BEGIN Provided passage

The Grand Room, offering forest views from its curved interior, connects to the guest rooms through the wall on the right side of the photo. The library, which also serves as the reception area, is located in the central background.
Moreover, the modern art displayed throughout, replacing family portraits, is a noteworthy highlight. The library features abstract paintings by Günter Forg, and one of the guest rooms entered from there showcases paintings by Yasuo Sumi, a member of the Gutai Art Association, along with a piece from Masaaki Yamada’s “Work” series.
‘Magi 913’ by Yasuo Sumi (2008) showcases his distinctive artistic technique. Sumi, a mathematics teacher, is known for creating art using the abacus, with this piece being no exception and crafted using his signature abacus method.
While encountering these artworks, I initially felt taken aback, as if unexpectedly meeting a celebrity. However, staying at SSH No.1 quickly dispels that sensation, allowing you to engage with the artwork as if it were part of your private collection.

END Provided passage
BEGIN Information

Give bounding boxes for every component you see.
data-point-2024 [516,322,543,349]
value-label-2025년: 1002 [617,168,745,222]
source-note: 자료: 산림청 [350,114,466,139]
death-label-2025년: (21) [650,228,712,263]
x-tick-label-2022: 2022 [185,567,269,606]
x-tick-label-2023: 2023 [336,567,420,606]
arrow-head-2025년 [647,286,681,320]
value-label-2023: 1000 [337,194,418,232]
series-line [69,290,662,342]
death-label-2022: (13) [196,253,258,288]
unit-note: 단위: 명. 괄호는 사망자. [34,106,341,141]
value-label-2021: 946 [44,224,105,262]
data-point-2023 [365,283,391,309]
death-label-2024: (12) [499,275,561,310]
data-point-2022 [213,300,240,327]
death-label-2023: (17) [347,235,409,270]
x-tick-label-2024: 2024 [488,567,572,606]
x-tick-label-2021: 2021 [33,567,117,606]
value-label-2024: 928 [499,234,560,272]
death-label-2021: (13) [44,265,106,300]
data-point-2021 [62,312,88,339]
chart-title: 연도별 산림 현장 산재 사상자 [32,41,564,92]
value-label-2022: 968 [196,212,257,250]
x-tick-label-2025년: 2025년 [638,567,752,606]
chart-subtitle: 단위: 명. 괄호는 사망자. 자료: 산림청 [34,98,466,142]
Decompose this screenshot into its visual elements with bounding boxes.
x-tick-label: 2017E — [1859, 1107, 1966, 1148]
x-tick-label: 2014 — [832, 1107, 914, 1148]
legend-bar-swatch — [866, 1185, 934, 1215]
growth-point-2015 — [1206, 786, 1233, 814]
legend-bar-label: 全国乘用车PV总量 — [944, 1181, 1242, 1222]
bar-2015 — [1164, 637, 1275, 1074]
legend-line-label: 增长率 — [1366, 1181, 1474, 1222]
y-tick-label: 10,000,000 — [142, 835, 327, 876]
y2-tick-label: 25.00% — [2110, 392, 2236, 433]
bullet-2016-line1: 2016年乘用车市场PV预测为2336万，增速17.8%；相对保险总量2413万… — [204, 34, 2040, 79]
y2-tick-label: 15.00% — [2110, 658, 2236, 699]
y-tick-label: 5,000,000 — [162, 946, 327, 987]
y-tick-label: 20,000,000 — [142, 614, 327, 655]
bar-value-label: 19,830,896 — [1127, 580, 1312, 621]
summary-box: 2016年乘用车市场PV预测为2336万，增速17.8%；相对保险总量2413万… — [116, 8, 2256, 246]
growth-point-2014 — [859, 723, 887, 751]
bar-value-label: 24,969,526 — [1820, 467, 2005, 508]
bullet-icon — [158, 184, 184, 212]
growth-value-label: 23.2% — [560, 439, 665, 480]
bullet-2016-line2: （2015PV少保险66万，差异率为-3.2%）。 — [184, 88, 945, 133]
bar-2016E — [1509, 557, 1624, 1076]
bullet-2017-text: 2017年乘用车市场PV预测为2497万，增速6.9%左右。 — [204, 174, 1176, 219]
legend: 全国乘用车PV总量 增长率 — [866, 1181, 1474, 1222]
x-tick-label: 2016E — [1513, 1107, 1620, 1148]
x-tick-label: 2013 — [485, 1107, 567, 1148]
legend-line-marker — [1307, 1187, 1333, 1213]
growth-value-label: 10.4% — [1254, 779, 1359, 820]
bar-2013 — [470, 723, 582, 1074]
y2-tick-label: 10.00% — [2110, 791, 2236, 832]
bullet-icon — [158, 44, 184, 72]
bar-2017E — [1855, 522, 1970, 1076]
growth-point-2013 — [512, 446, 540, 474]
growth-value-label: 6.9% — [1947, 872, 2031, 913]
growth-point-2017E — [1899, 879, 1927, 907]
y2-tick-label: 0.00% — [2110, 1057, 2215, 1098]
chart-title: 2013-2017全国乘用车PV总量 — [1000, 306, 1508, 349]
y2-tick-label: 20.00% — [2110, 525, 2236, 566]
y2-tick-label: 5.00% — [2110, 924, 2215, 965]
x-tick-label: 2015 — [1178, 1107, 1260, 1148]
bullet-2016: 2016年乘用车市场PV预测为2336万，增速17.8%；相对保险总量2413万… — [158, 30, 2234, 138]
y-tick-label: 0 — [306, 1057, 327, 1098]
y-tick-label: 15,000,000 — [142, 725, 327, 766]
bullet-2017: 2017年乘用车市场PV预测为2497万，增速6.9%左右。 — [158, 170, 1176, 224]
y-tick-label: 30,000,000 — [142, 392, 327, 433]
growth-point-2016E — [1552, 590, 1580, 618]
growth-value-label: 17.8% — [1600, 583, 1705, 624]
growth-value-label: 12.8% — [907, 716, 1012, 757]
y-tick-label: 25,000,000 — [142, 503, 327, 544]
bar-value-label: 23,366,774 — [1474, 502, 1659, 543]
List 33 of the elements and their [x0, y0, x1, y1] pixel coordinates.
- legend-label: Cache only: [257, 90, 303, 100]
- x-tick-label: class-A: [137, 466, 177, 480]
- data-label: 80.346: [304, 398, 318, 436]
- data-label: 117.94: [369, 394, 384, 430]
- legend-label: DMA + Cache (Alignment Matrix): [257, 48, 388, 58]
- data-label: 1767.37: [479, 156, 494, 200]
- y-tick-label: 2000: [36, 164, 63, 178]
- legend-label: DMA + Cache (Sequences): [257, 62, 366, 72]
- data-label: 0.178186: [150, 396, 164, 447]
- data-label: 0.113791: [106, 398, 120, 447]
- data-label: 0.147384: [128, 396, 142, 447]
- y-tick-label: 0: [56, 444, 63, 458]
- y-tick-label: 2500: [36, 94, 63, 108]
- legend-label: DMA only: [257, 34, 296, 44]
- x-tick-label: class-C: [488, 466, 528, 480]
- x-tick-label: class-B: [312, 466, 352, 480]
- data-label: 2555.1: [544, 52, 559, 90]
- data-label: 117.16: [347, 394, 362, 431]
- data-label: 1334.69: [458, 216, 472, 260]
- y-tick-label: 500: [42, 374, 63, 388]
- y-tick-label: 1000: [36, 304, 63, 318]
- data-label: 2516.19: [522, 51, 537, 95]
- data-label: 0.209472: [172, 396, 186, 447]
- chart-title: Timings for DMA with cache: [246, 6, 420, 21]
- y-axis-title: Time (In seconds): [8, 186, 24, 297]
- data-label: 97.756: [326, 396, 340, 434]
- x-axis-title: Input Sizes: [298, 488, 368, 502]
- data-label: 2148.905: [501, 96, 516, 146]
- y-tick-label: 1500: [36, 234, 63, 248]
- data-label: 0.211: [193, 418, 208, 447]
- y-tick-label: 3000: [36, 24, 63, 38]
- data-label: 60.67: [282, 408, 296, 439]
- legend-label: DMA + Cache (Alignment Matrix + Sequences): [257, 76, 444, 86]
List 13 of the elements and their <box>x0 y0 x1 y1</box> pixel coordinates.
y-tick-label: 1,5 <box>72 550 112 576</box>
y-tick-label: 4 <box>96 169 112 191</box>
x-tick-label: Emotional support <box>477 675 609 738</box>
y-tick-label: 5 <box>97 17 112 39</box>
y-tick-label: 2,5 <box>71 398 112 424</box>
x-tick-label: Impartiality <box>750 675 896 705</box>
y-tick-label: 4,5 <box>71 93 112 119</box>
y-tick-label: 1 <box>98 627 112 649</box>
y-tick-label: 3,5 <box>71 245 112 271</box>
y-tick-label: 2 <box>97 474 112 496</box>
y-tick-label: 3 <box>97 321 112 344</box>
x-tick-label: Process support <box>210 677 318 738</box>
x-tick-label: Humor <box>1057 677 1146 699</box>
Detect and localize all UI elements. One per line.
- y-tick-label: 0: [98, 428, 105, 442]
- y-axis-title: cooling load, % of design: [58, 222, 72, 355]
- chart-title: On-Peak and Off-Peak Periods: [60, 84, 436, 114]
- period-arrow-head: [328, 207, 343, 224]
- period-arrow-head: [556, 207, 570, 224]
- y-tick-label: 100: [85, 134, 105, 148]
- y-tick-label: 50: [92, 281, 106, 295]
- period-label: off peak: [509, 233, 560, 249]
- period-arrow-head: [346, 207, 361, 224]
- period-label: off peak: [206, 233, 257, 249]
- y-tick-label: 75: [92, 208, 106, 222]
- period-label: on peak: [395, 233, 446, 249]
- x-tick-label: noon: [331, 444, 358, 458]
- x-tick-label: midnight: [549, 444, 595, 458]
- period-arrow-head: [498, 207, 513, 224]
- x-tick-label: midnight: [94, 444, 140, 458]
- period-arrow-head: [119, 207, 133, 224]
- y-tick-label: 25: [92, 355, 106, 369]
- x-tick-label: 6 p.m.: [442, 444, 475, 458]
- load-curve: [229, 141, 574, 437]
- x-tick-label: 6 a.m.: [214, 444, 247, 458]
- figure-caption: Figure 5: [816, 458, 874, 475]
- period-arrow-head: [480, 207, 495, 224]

END Information

* _Tasks to perform_:
**a.** Translate this sentence from the passage about the art at SSH No.1 into Spanish: "Moreover, the modern art displayed throughout, replacing family portraits, is a noteworthy highlight."
**b.** According to the passage about the art at SSH No.1, what room also serves as the reception area?
These records were taken from a different source than the text.

* _Responses_:
**a.** Además, el arte moderno expuesto por todas partes, en lugar de retratos familiares, es un punto destacado digno de mención.

**b.** The library.